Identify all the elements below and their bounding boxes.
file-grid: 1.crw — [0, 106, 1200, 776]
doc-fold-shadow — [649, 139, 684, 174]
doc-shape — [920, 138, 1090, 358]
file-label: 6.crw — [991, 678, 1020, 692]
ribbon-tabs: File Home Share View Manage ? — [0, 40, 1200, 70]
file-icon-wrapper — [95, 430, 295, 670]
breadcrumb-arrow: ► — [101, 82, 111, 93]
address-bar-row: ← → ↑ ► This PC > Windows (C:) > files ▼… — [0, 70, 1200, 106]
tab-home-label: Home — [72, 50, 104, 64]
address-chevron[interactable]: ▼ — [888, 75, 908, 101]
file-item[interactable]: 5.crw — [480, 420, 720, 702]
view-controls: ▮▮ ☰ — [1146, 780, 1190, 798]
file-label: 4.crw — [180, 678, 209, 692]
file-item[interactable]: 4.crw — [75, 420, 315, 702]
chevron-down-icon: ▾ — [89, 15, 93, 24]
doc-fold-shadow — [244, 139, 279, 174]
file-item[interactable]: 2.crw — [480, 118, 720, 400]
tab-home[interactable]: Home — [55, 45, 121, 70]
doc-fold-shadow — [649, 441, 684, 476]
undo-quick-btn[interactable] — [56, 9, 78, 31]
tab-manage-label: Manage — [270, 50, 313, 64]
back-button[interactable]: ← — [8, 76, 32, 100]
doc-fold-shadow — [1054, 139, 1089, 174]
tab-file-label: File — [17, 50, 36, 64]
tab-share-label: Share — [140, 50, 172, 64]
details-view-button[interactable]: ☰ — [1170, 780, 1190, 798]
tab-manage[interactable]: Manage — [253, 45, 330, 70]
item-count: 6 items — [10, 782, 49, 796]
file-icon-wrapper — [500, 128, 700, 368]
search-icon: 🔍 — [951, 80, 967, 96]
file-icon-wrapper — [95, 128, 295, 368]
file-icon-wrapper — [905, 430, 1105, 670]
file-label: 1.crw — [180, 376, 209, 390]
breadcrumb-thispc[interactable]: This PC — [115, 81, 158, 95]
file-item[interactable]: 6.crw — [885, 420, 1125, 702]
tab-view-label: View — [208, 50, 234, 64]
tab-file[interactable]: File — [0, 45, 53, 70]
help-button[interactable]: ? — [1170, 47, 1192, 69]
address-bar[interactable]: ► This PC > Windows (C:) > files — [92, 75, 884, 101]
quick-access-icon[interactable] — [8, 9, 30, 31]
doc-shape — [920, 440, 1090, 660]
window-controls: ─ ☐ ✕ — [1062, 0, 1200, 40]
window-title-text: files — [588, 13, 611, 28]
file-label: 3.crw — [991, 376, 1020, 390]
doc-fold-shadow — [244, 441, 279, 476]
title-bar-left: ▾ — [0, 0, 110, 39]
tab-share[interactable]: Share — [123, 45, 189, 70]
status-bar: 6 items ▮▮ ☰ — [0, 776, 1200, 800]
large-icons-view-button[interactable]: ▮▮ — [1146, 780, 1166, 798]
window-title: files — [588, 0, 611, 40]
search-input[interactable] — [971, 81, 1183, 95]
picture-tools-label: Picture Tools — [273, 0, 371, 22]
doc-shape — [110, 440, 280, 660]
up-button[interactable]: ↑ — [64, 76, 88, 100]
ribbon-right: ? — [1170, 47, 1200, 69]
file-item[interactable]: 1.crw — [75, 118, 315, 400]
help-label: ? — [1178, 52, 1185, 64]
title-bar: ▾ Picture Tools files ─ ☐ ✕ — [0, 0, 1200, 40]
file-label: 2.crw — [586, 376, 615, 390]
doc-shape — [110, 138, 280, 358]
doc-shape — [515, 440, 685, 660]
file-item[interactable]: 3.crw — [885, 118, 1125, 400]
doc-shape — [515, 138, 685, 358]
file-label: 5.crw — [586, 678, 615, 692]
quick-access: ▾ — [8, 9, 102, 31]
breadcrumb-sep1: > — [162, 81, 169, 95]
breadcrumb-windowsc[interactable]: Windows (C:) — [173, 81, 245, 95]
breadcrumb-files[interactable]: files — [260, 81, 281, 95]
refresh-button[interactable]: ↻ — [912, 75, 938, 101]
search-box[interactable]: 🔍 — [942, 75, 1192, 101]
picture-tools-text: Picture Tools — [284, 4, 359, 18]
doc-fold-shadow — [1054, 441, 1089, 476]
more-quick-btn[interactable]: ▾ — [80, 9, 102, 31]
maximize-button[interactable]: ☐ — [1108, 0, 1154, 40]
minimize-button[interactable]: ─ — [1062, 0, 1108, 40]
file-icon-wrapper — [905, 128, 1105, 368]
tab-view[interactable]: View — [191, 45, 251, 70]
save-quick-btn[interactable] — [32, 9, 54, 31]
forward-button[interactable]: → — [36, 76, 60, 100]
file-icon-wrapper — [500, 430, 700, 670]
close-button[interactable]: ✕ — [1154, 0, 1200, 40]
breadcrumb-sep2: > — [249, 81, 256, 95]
=-=-=-=-=
**Problem statement**
Extract every line of the listing above, reproducing each one verbatim and omitting none.

**Problem solution**
Identify all the elements below and their bounding boxes.
file-grid: 1.crw — [0, 106, 1200, 776]
doc-fold-shadow — [649, 139, 684, 174]
doc-shape — [920, 138, 1090, 358]
file-label: 6.crw — [991, 678, 1020, 692]
ribbon-tabs: File Home Share View Manage ? — [0, 40, 1200, 70]
file-icon-wrapper — [95, 430, 295, 670]
breadcrumb-arrow: ► — [101, 82, 111, 93]
address-bar-row: ← → ↑ ► This PC > Windows (C:) > files ▼… — [0, 70, 1200, 106]
tab-home-label: Home — [72, 50, 104, 64]
address-chevron[interactable]: ▼ — [888, 75, 908, 101]
file-item[interactable]: 5.crw — [480, 420, 720, 702]
view-controls: ▮▮ ☰ — [1146, 780, 1190, 798]
file-label: 4.crw — [180, 678, 209, 692]
file-item[interactable]: 4.crw — [75, 420, 315, 702]
chevron-down-icon: ▾ — [89, 15, 93, 24]
doc-fold-shadow — [244, 139, 279, 174]
file-item[interactable]: 2.crw — [480, 118, 720, 400]
tab-home[interactable]: Home — [55, 45, 121, 70]
doc-fold-shadow — [649, 441, 684, 476]
undo-quick-btn[interactable] — [56, 9, 78, 31]
tab-manage-label: Manage — [270, 50, 313, 64]
back-button[interactable]: ← — [8, 76, 32, 100]
doc-fold-shadow — [1054, 139, 1089, 174]
tab-file-label: File — [17, 50, 36, 64]
tab-share-label: Share — [140, 50, 172, 64]
details-view-button[interactable]: ☰ — [1170, 780, 1190, 798]
tab-manage[interactable]: Manage — [253, 45, 330, 70]
item-count: 6 items — [10, 782, 49, 796]
file-icon-wrapper — [500, 128, 700, 368]
search-icon: 🔍 — [951, 80, 967, 96]
file-icon-wrapper — [95, 128, 295, 368]
file-icon-wrapper — [905, 430, 1105, 670]
file-label: 1.crw — [180, 376, 209, 390]
breadcrumb-thispc[interactable]: This PC — [115, 81, 158, 95]
file-item[interactable]: 6.crw — [885, 420, 1125, 702]
tab-view-label: View — [208, 50, 234, 64]
tab-file[interactable]: File — [0, 45, 53, 70]
help-button[interactable]: ? — [1170, 47, 1192, 69]
address-bar[interactable]: ► This PC > Windows (C:) > files — [92, 75, 884, 101]
quick-access-icon[interactable] — [8, 9, 30, 31]
doc-shape — [920, 440, 1090, 660]
window-controls: ─ ☐ ✕ — [1062, 0, 1200, 40]
window-title-text: files — [588, 13, 611, 28]
file-label: 3.crw — [991, 376, 1020, 390]
doc-fold-shadow — [244, 441, 279, 476]
title-bar-left: ▾ — [0, 0, 110, 39]
tab-share[interactable]: Share — [123, 45, 189, 70]
status-bar: 6 items ▮▮ ☰ — [0, 776, 1200, 800]
large-icons-view-button[interactable]: ▮▮ — [1146, 780, 1166, 798]
window-title: files — [588, 0, 611, 40]
search-input[interactable] — [971, 81, 1183, 95]
picture-tools-label: Picture Tools — [273, 0, 371, 22]
doc-shape — [110, 440, 280, 660]
up-button[interactable]: ↑ — [64, 76, 88, 100]
ribbon-right: ? — [1170, 47, 1200, 69]
file-item[interactable]: 1.crw — [75, 118, 315, 400]
help-label: ? — [1178, 52, 1185, 64]
title-bar: ▾ Picture Tools files ─ ☐ ✕ — [0, 0, 1200, 40]
file-label: 2.crw — [586, 376, 615, 390]
doc-shape — [110, 138, 280, 358]
doc-shape — [515, 440, 685, 660]
file-item[interactable]: 3.crw — [885, 118, 1125, 400]
doc-shape — [515, 138, 685, 358]
file-label: 5.crw — [586, 678, 615, 692]
quick-access: ▾ — [8, 9, 102, 31]
breadcrumb-sep1: > — [162, 81, 169, 95]
breadcrumb-windowsc[interactable]: Windows (C:) — [173, 81, 245, 95]
breadcrumb-files[interactable]: files — [260, 81, 281, 95]
refresh-button[interactable]: ↻ — [912, 75, 938, 101]
search-box[interactable]: 🔍 — [942, 75, 1192, 101]
picture-tools-text: Picture Tools — [284, 4, 359, 18]
doc-fold-shadow — [1054, 441, 1089, 476]
more-quick-btn[interactable]: ▾ — [80, 9, 102, 31]
maximize-button[interactable]: ☐ — [1108, 0, 1154, 40]
minimize-button[interactable]: ─ — [1062, 0, 1108, 40]
file-icon-wrapper — [905, 128, 1105, 368]
tab-view[interactable]: View — [191, 45, 251, 70]
save-quick-btn[interactable] — [32, 9, 54, 31]
forward-button[interactable]: → — [36, 76, 60, 100]
file-icon-wrapper — [500, 430, 700, 670]
close-button[interactable]: ✕ — [1154, 0, 1200, 40]
breadcrumb-sep2: > — [249, 81, 256, 95]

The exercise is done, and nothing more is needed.